-- START OF Exercise input --

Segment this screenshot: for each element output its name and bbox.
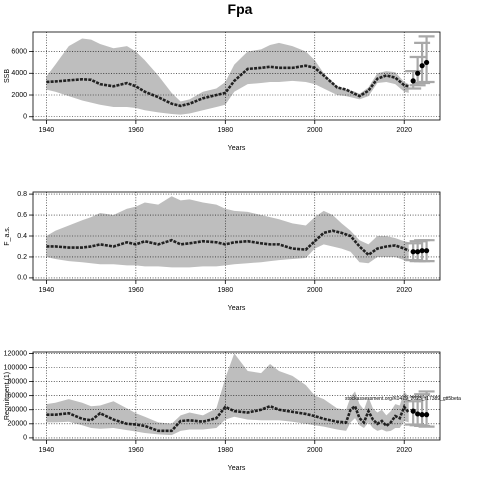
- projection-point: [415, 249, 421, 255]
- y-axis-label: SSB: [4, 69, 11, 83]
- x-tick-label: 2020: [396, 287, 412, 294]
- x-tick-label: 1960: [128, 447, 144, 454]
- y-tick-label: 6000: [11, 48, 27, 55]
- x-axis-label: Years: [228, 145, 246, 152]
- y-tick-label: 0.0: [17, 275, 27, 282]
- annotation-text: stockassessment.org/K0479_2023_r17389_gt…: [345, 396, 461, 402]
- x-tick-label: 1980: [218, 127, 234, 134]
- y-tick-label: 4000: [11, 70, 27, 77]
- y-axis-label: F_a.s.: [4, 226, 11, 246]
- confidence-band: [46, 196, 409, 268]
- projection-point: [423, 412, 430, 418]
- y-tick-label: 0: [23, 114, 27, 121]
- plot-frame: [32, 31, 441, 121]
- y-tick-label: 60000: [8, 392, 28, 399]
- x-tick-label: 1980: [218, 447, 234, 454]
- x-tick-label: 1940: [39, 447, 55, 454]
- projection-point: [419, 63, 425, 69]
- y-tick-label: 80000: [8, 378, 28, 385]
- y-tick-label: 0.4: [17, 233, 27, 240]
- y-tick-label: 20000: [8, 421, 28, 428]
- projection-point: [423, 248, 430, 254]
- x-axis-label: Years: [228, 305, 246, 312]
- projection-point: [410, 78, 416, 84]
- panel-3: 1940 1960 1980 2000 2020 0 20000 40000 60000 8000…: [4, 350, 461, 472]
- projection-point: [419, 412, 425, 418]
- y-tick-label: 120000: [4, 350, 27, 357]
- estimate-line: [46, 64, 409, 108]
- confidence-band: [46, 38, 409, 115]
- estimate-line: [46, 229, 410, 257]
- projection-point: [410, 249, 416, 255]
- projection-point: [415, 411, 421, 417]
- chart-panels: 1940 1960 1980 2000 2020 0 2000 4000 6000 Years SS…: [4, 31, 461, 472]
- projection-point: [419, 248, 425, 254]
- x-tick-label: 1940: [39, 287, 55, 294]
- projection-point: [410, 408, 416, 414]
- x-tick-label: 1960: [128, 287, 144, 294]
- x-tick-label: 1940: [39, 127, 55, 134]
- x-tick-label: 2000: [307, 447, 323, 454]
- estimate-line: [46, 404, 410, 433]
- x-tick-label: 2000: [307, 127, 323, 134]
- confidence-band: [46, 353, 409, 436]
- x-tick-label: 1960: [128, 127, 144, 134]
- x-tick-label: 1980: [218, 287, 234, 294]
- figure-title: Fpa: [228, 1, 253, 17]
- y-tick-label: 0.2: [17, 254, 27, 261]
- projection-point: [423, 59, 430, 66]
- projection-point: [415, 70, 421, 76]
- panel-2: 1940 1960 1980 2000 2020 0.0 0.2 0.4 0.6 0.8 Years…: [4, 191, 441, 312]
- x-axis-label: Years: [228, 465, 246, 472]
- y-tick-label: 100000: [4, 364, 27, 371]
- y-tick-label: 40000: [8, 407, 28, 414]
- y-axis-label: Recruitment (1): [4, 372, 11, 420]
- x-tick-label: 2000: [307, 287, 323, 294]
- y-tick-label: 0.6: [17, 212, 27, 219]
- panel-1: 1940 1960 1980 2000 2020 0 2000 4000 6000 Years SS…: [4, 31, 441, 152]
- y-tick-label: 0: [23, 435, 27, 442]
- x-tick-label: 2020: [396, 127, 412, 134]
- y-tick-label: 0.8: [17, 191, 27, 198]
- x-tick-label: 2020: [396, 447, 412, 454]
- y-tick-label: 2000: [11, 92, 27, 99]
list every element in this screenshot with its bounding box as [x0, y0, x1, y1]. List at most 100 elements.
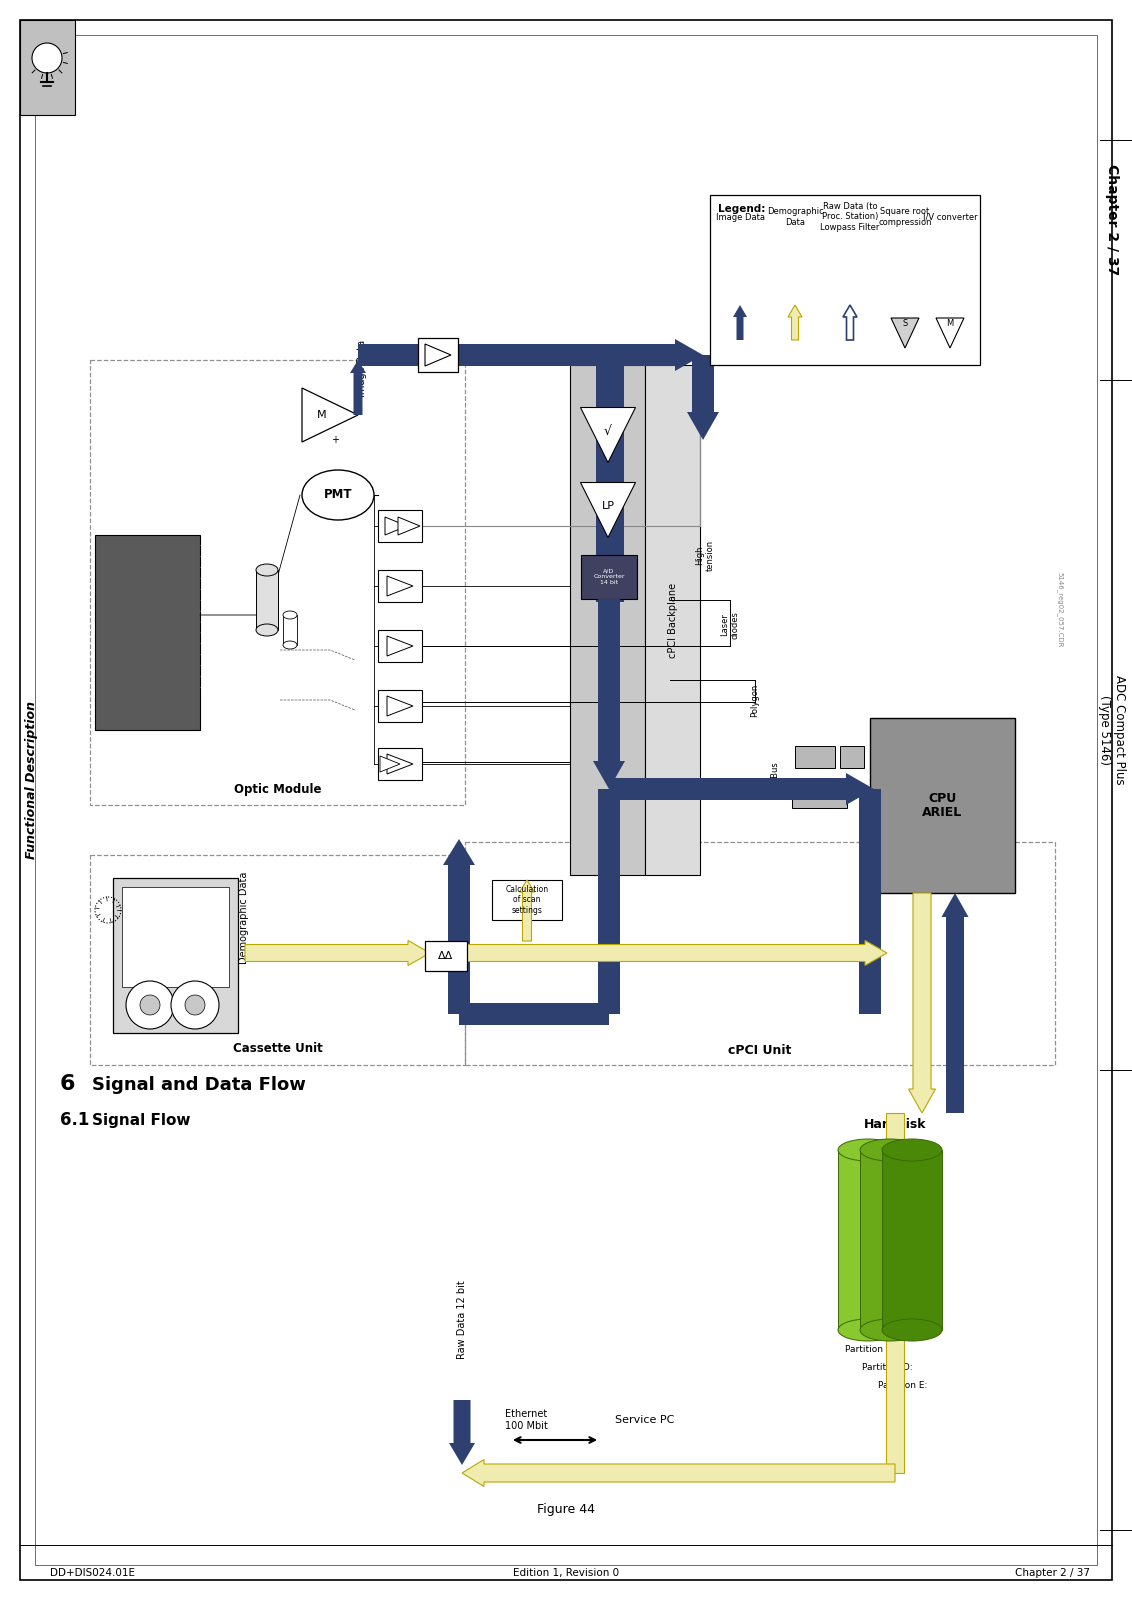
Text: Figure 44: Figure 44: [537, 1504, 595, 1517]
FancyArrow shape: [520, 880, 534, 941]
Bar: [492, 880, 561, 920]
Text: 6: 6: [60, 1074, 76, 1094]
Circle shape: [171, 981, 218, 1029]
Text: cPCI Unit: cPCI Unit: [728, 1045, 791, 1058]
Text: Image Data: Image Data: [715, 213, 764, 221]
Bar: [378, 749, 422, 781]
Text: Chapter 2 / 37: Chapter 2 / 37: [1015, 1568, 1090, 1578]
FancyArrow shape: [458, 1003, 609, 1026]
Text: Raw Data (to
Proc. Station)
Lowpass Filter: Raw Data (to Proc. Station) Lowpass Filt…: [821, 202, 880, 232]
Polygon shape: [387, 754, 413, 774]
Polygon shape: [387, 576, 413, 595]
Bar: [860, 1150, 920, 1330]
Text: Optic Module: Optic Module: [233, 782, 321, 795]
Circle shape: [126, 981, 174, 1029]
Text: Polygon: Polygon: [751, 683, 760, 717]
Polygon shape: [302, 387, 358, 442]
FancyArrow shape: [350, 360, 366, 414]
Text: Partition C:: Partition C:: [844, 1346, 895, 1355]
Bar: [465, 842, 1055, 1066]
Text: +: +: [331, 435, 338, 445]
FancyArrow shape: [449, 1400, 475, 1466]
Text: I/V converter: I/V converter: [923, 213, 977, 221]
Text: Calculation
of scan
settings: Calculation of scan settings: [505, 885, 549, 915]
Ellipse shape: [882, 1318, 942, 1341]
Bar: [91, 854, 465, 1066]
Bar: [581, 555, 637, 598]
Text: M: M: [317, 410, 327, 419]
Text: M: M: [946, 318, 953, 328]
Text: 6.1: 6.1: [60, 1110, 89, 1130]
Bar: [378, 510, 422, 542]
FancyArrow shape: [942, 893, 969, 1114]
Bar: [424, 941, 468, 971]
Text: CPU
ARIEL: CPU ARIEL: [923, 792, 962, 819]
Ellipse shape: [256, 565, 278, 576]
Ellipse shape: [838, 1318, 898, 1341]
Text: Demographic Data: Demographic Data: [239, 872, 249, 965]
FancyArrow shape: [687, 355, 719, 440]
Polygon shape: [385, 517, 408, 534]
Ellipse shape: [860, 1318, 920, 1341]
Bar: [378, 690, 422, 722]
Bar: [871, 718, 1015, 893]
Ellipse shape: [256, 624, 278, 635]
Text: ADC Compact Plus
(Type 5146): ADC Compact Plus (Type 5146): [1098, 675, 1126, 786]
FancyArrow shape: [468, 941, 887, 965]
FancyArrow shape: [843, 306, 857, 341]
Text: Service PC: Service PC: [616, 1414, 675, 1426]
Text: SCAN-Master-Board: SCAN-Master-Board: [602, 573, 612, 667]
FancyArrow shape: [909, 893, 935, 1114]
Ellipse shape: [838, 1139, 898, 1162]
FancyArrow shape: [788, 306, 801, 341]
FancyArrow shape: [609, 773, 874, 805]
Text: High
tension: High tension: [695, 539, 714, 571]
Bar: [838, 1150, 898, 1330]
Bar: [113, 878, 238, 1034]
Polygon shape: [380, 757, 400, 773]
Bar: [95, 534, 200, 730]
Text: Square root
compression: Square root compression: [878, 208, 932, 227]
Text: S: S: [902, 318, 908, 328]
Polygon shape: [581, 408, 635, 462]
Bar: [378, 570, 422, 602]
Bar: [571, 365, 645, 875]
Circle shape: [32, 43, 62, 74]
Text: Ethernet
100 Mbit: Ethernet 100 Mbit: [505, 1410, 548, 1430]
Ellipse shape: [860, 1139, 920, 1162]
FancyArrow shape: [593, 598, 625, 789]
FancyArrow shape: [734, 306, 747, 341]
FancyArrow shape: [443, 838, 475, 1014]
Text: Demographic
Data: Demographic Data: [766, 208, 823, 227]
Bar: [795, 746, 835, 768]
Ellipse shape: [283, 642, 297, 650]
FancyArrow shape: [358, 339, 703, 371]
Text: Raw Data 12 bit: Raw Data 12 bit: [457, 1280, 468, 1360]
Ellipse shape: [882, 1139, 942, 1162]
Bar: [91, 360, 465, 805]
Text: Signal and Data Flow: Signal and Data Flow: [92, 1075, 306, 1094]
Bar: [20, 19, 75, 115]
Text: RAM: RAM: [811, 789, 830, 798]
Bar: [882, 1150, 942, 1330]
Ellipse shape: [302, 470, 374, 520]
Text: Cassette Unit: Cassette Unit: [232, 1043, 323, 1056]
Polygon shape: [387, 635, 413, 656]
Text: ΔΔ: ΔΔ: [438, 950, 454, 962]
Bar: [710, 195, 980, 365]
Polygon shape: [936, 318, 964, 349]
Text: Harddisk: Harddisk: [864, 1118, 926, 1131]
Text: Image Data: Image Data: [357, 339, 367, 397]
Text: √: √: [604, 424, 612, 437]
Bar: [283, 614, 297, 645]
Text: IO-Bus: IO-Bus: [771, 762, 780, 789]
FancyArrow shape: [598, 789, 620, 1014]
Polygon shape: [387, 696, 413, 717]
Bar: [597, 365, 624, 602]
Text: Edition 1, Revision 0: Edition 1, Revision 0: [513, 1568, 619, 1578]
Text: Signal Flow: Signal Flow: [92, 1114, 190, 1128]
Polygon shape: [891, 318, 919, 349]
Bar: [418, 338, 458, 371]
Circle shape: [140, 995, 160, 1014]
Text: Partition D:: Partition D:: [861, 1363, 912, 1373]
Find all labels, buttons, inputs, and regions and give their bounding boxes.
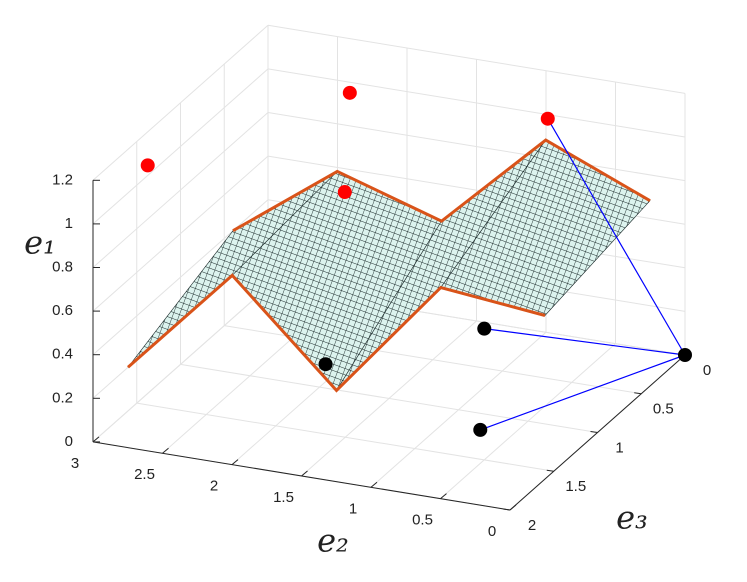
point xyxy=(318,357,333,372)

-- END OF Exercise input --

• **Exercise requirements**
Please copy out, word for word, the lines between the one holding "Text: Figure 44: Figure" and the one holding "Bar: [378, 749, 422, 781]", inclusive.

• **Response**
Text: Figure 44: Figure 44: [537, 1504, 595, 1517]
FancyArrow shape: [520, 880, 534, 941]
Bar: [492, 880, 561, 920]
Text: 6: 6: [60, 1074, 76, 1094]
Circle shape: [171, 981, 218, 1029]
Text: cPCI Unit: cPCI Unit: [728, 1045, 791, 1058]
Text: Image Data: Image Data: [715, 213, 764, 221]
Bar: [378, 749, 422, 781]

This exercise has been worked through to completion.